Stated problem: Your task is to copy each line that has the word "title".

Records shown:
------------------------
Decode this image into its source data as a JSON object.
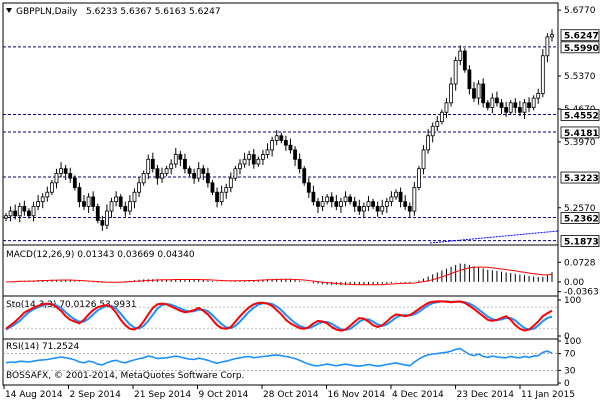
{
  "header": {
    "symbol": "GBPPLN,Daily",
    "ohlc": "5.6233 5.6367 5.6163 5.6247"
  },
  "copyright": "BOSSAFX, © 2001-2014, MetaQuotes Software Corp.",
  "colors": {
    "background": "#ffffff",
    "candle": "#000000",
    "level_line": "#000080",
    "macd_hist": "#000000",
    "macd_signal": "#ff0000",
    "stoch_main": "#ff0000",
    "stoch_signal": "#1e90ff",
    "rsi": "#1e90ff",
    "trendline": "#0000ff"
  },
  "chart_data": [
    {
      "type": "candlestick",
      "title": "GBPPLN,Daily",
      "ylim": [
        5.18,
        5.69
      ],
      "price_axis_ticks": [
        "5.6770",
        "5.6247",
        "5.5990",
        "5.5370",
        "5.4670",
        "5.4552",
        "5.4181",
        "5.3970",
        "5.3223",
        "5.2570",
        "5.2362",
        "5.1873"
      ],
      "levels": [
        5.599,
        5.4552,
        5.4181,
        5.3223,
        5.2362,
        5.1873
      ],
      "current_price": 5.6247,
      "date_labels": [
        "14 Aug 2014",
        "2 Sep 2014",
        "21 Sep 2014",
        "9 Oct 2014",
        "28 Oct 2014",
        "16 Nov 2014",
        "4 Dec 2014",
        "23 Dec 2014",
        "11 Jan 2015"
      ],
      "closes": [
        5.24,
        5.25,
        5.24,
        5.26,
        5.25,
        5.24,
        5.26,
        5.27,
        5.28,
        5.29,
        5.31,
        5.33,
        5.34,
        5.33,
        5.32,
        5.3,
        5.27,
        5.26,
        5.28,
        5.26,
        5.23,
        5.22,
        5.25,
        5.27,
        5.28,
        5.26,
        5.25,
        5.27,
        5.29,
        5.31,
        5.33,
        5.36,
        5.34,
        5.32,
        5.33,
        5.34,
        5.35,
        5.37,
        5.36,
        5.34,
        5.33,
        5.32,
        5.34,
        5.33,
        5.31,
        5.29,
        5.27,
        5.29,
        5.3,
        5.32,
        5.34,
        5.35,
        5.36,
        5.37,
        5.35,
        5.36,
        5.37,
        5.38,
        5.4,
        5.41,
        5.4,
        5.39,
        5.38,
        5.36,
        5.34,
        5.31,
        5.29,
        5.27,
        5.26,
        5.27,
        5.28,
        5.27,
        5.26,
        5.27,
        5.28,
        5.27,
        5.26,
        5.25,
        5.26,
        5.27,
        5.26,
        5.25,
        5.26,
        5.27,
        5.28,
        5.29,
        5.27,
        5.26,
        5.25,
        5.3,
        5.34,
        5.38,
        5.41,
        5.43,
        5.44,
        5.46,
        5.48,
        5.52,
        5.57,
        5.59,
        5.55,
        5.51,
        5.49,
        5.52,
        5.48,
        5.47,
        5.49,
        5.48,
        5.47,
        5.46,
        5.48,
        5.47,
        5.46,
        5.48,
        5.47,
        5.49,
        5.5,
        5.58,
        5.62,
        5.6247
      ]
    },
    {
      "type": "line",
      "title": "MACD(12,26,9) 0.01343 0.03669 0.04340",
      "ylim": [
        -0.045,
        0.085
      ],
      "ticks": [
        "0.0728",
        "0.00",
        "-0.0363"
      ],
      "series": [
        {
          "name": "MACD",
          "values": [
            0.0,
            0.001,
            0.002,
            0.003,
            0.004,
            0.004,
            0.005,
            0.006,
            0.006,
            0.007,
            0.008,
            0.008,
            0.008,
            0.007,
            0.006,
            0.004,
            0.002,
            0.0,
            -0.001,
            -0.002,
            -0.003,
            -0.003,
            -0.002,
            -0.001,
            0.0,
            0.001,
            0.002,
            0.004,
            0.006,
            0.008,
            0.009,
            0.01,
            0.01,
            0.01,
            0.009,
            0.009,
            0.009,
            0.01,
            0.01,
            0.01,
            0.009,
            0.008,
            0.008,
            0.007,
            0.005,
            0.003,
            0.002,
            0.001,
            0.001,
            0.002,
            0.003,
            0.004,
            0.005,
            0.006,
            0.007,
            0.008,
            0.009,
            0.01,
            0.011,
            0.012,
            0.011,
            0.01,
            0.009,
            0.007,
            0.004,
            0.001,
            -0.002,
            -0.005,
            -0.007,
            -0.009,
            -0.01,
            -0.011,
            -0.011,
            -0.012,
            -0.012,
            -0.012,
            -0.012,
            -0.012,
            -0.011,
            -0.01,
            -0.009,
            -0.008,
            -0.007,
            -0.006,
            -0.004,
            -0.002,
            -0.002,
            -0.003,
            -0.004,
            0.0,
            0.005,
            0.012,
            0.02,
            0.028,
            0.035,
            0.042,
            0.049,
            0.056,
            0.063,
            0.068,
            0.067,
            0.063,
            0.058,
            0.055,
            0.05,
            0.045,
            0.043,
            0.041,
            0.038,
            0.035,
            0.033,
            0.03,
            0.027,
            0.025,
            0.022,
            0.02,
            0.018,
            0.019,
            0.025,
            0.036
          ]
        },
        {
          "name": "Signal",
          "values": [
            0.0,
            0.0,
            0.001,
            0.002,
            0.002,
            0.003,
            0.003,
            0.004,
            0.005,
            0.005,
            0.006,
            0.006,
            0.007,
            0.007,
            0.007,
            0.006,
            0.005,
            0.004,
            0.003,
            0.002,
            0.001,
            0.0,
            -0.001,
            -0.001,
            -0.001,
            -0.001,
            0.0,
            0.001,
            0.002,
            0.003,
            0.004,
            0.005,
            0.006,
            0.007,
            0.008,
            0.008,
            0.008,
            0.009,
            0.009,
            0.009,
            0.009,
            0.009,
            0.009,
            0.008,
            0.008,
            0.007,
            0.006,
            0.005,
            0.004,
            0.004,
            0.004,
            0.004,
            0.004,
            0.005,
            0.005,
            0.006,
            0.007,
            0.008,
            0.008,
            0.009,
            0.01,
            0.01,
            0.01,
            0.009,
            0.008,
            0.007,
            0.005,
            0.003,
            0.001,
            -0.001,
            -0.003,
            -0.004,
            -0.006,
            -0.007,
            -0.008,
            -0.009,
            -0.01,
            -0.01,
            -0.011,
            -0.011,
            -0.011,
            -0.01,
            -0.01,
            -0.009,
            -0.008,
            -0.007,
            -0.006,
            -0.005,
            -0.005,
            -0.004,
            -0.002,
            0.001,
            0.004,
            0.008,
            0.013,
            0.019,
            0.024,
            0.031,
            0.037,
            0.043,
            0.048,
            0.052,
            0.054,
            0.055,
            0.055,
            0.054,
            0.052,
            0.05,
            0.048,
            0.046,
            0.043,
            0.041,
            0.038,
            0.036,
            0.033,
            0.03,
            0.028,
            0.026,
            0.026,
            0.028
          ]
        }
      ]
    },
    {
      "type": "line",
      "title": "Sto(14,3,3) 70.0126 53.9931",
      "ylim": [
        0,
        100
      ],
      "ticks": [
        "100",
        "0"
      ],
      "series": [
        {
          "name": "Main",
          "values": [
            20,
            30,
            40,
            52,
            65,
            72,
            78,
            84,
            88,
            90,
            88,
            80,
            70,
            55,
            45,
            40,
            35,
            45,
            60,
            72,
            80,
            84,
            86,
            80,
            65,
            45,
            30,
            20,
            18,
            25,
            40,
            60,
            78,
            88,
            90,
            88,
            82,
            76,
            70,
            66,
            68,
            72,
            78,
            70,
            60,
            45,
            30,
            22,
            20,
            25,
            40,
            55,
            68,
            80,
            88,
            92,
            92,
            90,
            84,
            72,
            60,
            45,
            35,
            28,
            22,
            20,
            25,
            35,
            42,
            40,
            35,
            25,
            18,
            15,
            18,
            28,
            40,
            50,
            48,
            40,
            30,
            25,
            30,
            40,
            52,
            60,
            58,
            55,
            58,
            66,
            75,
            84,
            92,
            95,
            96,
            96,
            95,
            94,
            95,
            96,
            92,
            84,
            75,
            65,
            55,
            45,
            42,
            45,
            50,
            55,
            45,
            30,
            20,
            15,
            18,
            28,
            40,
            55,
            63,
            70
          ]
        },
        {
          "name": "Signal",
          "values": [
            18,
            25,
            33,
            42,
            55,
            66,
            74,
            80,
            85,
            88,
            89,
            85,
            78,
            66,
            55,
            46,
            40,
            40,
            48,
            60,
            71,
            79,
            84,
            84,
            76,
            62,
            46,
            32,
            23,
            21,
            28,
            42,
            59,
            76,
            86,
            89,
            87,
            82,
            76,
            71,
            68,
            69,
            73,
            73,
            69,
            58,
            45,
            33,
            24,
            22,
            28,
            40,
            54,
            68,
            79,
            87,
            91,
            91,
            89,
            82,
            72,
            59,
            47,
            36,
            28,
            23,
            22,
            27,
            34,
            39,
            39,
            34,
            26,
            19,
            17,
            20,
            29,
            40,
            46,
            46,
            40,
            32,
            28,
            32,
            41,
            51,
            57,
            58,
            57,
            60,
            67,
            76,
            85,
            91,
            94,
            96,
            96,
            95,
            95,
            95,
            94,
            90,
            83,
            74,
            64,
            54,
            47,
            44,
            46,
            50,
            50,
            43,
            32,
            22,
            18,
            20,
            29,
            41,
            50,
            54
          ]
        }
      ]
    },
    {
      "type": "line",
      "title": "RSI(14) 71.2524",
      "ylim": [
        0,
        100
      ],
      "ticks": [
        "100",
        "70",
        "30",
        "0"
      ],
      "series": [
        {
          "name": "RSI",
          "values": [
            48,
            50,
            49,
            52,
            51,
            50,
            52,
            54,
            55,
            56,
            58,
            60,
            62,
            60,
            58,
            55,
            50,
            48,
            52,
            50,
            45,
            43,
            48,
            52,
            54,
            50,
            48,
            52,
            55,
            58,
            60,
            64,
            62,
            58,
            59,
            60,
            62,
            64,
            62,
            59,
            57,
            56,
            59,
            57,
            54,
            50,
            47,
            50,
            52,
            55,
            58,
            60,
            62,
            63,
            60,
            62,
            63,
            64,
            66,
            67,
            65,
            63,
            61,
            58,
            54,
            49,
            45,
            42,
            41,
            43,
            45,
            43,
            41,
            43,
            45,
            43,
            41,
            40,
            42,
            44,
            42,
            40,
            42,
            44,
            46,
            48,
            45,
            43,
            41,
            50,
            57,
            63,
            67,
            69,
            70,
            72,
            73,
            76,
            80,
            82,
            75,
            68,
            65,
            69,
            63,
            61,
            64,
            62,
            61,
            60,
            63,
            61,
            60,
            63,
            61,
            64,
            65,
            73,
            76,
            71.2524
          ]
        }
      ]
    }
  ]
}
------------------------
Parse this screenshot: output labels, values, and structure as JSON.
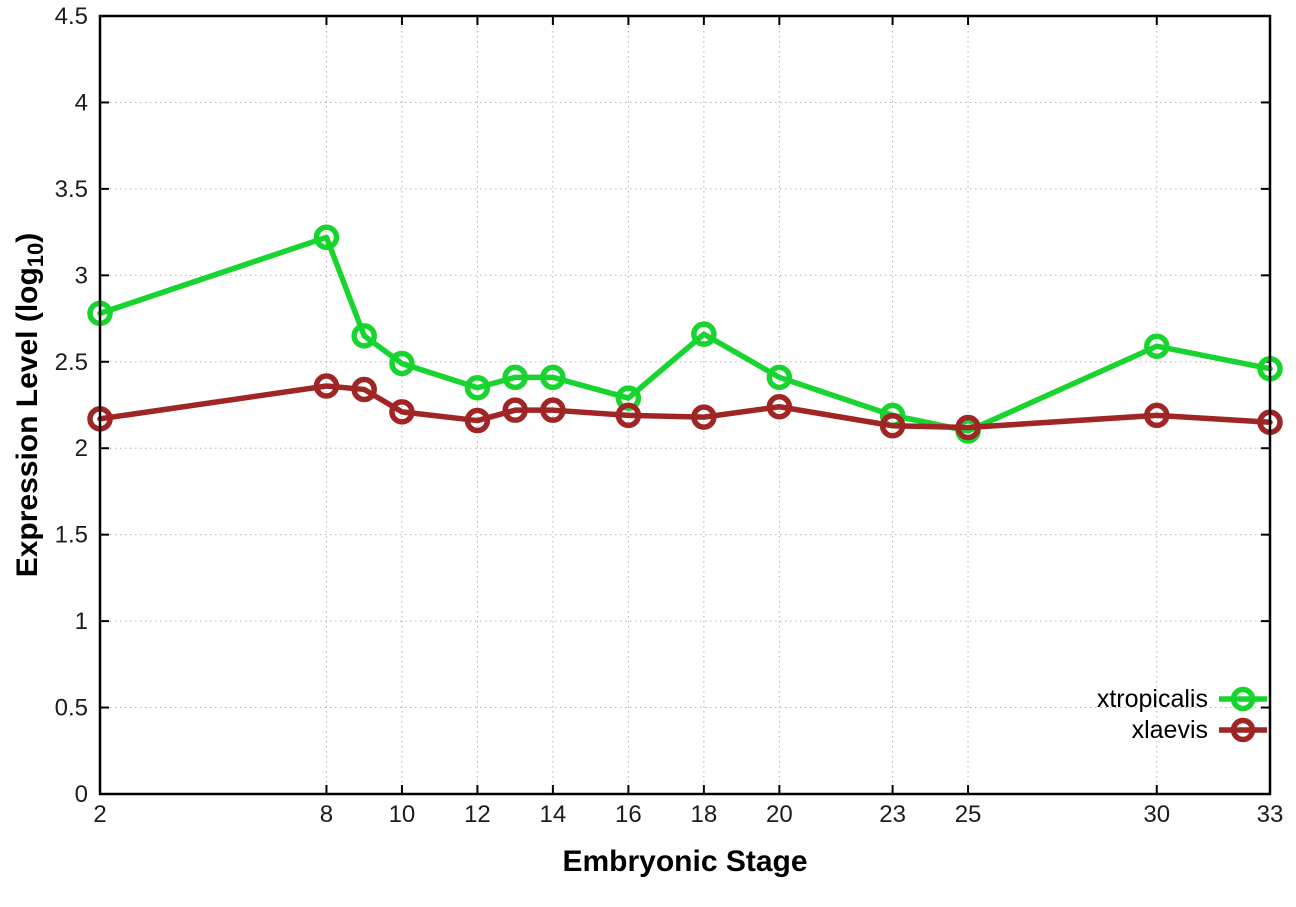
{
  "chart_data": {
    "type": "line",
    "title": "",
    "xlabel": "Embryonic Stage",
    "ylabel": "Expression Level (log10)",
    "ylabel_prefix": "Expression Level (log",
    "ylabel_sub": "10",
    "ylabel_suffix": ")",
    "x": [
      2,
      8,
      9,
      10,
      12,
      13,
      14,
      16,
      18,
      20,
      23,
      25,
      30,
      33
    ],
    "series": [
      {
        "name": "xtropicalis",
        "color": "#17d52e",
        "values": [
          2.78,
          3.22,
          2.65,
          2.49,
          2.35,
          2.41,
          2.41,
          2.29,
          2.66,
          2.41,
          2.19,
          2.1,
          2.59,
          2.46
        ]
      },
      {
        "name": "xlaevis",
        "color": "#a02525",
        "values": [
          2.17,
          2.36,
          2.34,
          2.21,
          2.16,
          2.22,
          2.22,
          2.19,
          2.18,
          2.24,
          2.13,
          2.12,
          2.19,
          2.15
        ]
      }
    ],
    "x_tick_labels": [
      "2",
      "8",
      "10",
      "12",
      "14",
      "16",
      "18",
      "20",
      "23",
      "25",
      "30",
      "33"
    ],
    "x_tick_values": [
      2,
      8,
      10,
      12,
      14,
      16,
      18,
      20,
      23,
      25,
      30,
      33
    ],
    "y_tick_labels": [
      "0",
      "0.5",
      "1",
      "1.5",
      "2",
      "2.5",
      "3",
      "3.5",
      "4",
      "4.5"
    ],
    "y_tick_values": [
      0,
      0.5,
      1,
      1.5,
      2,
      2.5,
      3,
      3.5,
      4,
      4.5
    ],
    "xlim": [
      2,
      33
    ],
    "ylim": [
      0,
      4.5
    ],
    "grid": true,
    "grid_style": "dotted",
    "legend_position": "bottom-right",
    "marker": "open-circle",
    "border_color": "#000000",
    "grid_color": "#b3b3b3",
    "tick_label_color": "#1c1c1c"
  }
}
------------------------
Task output:
      "title": "GBPPLN,Daily",
      "title": "MACD(12,26,9) 0.01343 0.03669 0.04340",
      "title": "Sto(14,3,3) 70.0126 53.9931",
      "title": "RSI(14) 71.2524",
    "title": "",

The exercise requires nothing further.